Work task: Where the string "title" appears in a line of the data, show that line.

Record extracts:

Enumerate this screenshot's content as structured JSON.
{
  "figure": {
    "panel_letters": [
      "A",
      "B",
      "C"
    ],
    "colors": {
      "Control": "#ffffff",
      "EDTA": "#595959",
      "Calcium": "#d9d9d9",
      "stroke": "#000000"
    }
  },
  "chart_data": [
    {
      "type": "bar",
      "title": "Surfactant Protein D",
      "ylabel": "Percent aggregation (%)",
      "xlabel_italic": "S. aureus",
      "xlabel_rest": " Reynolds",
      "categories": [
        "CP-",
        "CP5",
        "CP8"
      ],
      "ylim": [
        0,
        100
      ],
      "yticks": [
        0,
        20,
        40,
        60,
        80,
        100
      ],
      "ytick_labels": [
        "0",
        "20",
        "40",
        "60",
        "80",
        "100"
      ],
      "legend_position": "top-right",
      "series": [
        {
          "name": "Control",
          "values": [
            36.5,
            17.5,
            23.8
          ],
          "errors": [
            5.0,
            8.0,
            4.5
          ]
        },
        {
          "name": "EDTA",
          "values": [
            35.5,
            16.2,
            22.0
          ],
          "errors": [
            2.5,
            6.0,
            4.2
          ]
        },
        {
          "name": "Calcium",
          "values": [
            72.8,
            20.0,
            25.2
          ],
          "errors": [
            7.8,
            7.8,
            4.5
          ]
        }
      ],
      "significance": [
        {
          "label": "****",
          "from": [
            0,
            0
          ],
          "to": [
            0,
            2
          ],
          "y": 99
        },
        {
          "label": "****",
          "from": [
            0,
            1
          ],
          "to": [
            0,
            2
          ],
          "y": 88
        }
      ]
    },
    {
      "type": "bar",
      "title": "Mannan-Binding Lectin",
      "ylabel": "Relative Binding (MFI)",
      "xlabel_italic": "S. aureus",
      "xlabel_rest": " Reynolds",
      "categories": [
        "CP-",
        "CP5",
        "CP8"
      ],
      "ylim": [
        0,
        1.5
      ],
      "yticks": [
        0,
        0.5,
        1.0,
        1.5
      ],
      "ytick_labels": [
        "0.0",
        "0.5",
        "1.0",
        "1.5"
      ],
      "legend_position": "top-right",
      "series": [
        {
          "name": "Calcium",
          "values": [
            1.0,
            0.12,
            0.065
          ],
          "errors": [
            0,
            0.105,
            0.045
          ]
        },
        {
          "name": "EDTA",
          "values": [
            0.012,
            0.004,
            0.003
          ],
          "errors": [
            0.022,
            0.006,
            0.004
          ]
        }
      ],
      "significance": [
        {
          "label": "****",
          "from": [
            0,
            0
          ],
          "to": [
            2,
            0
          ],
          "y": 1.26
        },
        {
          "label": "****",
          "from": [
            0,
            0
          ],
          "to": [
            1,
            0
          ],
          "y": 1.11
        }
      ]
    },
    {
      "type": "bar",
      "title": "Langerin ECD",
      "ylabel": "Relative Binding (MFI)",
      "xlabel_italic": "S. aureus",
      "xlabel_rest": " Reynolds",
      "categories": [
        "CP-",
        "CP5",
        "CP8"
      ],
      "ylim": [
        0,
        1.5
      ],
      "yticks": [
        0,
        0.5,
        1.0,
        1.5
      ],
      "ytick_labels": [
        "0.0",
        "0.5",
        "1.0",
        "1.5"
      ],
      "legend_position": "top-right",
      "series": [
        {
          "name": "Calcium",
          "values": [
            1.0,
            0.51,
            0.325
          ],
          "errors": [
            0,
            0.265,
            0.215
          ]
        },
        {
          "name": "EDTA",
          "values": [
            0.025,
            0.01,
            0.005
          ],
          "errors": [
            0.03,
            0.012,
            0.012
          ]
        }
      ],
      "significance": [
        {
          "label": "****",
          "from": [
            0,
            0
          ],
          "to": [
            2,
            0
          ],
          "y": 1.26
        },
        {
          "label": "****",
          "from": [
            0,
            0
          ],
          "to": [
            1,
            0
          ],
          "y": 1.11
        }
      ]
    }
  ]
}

Output of the exercise:
      "title": "Surfactant Protein D",
      "title": "Mannan-Binding Lectin",
      "title": "Langerin ECD",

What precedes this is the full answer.